_Your goal_
Quote the listing below in its entirety, omitting every image.

_Structured figure records_

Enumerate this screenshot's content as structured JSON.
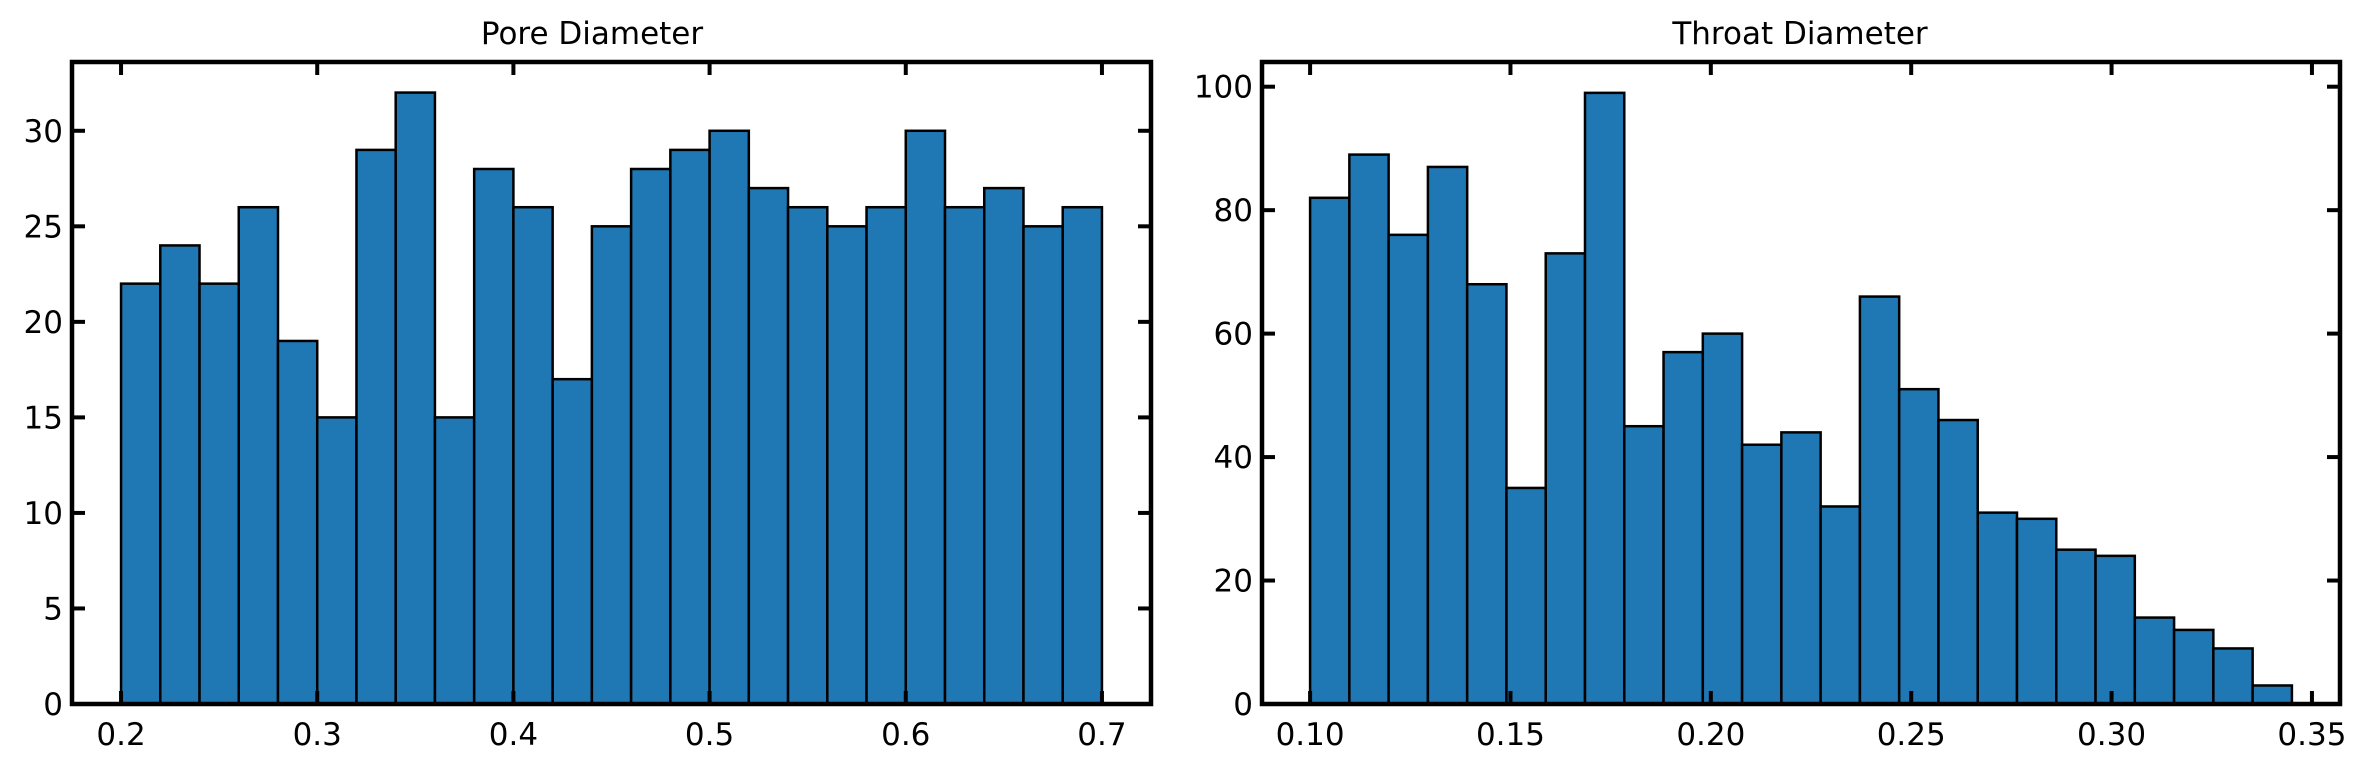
{
  "colors": {
    "bar_fill": "#1f77b4",
    "bar_edge": "#000000",
    "axis": "#000000",
    "background": "#ffffff"
  },
  "chart_data": [
    {
      "type": "bar",
      "title": "Pore Diameter",
      "xlabel": "",
      "ylabel": "",
      "bin_edges": [
        0.2,
        0.22,
        0.24,
        0.26,
        0.28,
        0.3,
        0.32,
        0.34,
        0.36,
        0.38,
        0.4,
        0.42,
        0.44,
        0.46,
        0.48,
        0.5,
        0.52,
        0.54,
        0.56,
        0.58,
        0.6,
        0.62,
        0.64,
        0.66,
        0.68,
        0.7
      ],
      "values": [
        22,
        24,
        22,
        26,
        19,
        15,
        29,
        32,
        15,
        28,
        26,
        17,
        25,
        28,
        29,
        30,
        27,
        26,
        25,
        26,
        30,
        26,
        27,
        25,
        26
      ],
      "xlim": [
        0.175,
        0.725
      ],
      "ylim": [
        0,
        33.6
      ],
      "xticks": [
        0.2,
        0.3,
        0.4,
        0.5,
        0.6,
        0.7
      ],
      "xtick_labels": [
        "0.2",
        "0.3",
        "0.4",
        "0.5",
        "0.6",
        "0.7"
      ],
      "yticks": [
        0,
        5,
        10,
        15,
        20,
        25,
        30
      ],
      "ytick_labels": [
        "0",
        "5",
        "10",
        "15",
        "20",
        "25",
        "30"
      ],
      "grid": false,
      "legend": "none"
    },
    {
      "type": "bar",
      "title": "Throat Diameter",
      "xlabel": "",
      "ylabel": "",
      "bin_edges": [
        0.1,
        0.1098,
        0.1196,
        0.1294,
        0.1392,
        0.149,
        0.1588,
        0.1686,
        0.1784,
        0.1882,
        0.198,
        0.2078,
        0.2176,
        0.2274,
        0.2372,
        0.247,
        0.2568,
        0.2666,
        0.2764,
        0.2862,
        0.296,
        0.3058,
        0.3156,
        0.3254,
        0.3352,
        0.345
      ],
      "values": [
        82,
        89,
        76,
        87,
        68,
        35,
        73,
        99,
        45,
        57,
        60,
        42,
        44,
        32,
        66,
        51,
        46,
        31,
        30,
        25,
        24,
        14,
        12,
        9,
        3
      ],
      "xlim": [
        0.088,
        0.357
      ],
      "ylim": [
        0,
        104
      ],
      "xticks": [
        0.1,
        0.15,
        0.2,
        0.25,
        0.3,
        0.35
      ],
      "xtick_labels": [
        "0.10",
        "0.15",
        "0.20",
        "0.25",
        "0.30",
        "0.35"
      ],
      "yticks": [
        0,
        20,
        40,
        60,
        80,
        100
      ],
      "ytick_labels": [
        "0",
        "20",
        "40",
        "60",
        "80",
        "100"
      ],
      "grid": false,
      "legend": "none"
    }
  ]
}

_The response_
Enumerate this screenshot's content as structured JSON.
{
  "colors": {
    "bar_fill": "#1f77b4",
    "bar_edge": "#000000",
    "axis": "#000000",
    "background": "#ffffff"
  },
  "chart_data": [
    {
      "type": "bar",
      "title": "Pore Diameter",
      "xlabel": "",
      "ylabel": "",
      "bin_edges": [
        0.2,
        0.22,
        0.24,
        0.26,
        0.28,
        0.3,
        0.32,
        0.34,
        0.36,
        0.38,
        0.4,
        0.42,
        0.44,
        0.46,
        0.48,
        0.5,
        0.52,
        0.54,
        0.56,
        0.58,
        0.6,
        0.62,
        0.64,
        0.66,
        0.68,
        0.7
      ],
      "values": [
        22,
        24,
        22,
        26,
        19,
        15,
        29,
        32,
        15,
        28,
        26,
        17,
        25,
        28,
        29,
        30,
        27,
        26,
        25,
        26,
        30,
        26,
        27,
        25,
        26
      ],
      "xlim": [
        0.175,
        0.725
      ],
      "ylim": [
        0,
        33.6
      ],
      "xticks": [
        0.2,
        0.3,
        0.4,
        0.5,
        0.6,
        0.7
      ],
      "xtick_labels": [
        "0.2",
        "0.3",
        "0.4",
        "0.5",
        "0.6",
        "0.7"
      ],
      "yticks": [
        0,
        5,
        10,
        15,
        20,
        25,
        30
      ],
      "ytick_labels": [
        "0",
        "5",
        "10",
        "15",
        "20",
        "25",
        "30"
      ],
      "grid": false,
      "legend": "none"
    },
    {
      "type": "bar",
      "title": "Throat Diameter",
      "xlabel": "",
      "ylabel": "",
      "bin_edges": [
        0.1,
        0.1098,
        0.1196,
        0.1294,
        0.1392,
        0.149,
        0.1588,
        0.1686,
        0.1784,
        0.1882,
        0.198,
        0.2078,
        0.2176,
        0.2274,
        0.2372,
        0.247,
        0.2568,
        0.2666,
        0.2764,
        0.2862,
        0.296,
        0.3058,
        0.3156,
        0.3254,
        0.3352,
        0.345
      ],
      "values": [
        82,
        89,
        76,
        87,
        68,
        35,
        73,
        99,
        45,
        57,
        60,
        42,
        44,
        32,
        66,
        51,
        46,
        31,
        30,
        25,
        24,
        14,
        12,
        9,
        3
      ],
      "xlim": [
        0.088,
        0.357
      ],
      "ylim": [
        0,
        104
      ],
      "xticks": [
        0.1,
        0.15,
        0.2,
        0.25,
        0.3,
        0.35
      ],
      "xtick_labels": [
        "0.10",
        "0.15",
        "0.20",
        "0.25",
        "0.30",
        "0.35"
      ],
      "yticks": [
        0,
        20,
        40,
        60,
        80,
        100
      ],
      "ytick_labels": [
        "0",
        "20",
        "40",
        "60",
        "80",
        "100"
      ],
      "grid": false,
      "legend": "none"
    }
  ]
}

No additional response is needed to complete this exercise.